** Problem to solve **
Your answer should be one number: the count of lines in the records that include the word "test".

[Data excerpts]

_____

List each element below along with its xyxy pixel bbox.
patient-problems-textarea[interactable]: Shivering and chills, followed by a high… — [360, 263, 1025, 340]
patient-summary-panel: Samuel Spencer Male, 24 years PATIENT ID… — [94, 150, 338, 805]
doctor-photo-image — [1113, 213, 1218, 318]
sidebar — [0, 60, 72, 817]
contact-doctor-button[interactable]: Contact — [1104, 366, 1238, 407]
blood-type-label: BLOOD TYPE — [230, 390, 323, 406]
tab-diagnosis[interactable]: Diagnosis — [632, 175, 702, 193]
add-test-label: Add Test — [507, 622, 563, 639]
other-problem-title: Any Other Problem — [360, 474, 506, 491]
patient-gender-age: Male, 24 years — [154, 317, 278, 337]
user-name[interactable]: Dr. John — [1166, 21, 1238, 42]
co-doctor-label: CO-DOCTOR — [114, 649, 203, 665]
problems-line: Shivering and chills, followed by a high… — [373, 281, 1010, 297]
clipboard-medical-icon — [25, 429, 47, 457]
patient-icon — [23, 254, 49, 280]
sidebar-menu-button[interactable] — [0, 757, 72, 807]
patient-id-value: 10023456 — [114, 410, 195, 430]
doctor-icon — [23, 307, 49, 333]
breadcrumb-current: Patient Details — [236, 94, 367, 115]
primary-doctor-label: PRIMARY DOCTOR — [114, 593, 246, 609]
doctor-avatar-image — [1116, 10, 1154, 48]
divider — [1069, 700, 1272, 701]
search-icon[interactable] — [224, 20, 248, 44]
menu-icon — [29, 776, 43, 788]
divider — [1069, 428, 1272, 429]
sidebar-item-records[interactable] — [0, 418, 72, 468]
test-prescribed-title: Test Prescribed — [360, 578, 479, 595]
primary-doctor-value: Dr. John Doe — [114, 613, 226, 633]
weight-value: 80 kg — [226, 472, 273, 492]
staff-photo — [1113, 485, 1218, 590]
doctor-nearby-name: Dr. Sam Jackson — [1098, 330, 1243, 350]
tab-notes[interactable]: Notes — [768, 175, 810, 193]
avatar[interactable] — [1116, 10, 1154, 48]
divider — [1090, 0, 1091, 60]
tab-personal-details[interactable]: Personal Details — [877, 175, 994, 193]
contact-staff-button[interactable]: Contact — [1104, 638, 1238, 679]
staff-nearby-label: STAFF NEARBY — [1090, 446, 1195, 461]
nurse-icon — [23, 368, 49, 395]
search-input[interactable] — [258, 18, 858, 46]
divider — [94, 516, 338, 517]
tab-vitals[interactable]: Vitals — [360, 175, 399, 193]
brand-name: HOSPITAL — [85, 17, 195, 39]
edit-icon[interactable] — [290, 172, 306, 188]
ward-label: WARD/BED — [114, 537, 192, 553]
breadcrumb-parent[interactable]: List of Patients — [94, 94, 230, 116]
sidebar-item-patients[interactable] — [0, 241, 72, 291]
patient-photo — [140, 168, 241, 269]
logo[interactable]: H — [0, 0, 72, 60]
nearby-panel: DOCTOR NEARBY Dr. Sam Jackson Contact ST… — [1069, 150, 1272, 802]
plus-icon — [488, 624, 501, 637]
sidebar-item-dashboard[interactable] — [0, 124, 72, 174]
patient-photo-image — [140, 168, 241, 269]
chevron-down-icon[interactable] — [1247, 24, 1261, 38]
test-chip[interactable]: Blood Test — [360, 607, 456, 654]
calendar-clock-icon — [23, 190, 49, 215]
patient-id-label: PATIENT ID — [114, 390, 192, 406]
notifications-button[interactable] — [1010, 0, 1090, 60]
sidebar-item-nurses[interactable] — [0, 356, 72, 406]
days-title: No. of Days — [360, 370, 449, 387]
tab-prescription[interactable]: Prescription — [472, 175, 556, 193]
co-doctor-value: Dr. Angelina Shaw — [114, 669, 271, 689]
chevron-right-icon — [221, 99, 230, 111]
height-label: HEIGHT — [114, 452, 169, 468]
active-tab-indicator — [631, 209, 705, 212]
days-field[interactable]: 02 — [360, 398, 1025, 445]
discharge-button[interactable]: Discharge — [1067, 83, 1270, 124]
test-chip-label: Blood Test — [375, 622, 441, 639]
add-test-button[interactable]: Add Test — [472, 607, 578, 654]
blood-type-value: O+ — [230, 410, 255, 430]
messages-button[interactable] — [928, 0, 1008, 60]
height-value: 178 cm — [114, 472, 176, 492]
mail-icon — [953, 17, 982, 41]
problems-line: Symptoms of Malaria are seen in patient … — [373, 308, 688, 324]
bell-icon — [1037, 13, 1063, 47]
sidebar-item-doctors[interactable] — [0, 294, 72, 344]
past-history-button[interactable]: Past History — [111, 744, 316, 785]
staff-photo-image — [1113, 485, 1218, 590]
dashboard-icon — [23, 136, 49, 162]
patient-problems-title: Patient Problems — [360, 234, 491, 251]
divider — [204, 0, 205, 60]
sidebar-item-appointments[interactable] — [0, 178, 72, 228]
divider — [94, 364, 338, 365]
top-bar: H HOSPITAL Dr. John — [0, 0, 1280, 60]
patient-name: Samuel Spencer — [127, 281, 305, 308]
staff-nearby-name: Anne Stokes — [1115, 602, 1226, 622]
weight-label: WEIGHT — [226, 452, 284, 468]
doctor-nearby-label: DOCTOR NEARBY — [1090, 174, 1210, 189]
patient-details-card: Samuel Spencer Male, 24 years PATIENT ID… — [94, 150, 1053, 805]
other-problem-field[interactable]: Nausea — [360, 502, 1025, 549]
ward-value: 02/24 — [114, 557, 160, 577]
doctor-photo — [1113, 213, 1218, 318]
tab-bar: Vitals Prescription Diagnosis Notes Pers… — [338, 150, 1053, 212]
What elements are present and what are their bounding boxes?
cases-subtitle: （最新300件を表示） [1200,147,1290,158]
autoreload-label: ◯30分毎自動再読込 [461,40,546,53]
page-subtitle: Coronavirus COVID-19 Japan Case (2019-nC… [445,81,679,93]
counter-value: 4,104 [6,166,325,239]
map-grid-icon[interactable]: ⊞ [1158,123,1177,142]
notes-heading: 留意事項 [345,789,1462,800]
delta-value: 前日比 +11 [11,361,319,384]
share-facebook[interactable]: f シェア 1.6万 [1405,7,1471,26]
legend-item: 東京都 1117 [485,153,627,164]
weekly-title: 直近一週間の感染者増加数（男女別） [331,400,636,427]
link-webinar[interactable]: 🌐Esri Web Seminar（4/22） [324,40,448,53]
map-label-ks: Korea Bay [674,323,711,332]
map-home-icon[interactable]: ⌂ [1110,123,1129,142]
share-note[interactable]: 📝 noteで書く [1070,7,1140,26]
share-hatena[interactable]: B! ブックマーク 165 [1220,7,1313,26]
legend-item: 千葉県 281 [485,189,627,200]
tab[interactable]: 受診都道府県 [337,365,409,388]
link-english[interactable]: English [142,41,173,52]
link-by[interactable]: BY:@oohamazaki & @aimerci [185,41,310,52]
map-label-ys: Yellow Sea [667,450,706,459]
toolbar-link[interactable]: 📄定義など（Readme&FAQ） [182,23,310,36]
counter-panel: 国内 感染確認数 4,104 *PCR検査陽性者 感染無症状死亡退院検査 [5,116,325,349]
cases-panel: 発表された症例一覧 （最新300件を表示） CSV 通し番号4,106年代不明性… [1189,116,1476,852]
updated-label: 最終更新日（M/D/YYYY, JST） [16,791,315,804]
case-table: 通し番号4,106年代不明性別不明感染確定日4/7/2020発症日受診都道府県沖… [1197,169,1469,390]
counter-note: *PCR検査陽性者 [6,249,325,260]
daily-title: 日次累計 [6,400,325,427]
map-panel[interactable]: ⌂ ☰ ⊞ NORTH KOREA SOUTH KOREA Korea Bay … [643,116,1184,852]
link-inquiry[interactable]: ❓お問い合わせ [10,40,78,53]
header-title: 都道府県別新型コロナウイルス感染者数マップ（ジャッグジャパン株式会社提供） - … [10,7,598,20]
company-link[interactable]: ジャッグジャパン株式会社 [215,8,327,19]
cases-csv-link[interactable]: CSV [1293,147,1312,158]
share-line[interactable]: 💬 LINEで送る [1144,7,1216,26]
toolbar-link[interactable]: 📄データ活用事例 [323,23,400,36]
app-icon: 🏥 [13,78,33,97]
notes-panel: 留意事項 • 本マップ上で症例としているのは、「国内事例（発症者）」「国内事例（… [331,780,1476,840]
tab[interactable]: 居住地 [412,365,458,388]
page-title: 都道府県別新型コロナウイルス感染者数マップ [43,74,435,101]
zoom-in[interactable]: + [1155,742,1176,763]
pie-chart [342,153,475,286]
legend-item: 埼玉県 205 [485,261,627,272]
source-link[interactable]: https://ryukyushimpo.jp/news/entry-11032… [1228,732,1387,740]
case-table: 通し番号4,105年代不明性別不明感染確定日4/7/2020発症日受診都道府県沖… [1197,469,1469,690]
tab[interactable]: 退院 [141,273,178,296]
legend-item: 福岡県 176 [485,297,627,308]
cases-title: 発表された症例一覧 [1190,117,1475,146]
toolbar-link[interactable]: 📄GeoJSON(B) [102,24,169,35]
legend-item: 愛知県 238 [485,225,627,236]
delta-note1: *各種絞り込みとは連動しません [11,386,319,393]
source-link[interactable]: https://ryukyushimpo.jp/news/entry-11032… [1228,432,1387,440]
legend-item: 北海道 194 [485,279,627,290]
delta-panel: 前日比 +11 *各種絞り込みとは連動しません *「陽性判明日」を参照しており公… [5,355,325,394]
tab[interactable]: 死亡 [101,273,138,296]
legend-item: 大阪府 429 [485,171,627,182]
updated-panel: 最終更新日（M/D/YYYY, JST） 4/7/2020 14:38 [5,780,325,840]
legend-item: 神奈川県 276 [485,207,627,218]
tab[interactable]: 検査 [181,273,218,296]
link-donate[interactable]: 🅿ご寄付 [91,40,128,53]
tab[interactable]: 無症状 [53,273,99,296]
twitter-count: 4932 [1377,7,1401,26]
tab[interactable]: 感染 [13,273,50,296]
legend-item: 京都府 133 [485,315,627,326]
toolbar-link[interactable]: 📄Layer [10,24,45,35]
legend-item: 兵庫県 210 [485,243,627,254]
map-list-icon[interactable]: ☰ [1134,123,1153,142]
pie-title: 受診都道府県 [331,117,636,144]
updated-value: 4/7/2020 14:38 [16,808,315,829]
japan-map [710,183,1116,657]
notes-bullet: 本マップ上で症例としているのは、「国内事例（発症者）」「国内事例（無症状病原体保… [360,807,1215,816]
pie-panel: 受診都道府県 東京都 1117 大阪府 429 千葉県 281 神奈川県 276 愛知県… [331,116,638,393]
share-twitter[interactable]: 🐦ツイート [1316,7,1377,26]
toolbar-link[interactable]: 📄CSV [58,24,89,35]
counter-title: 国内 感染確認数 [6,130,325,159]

_____

** Response area **
5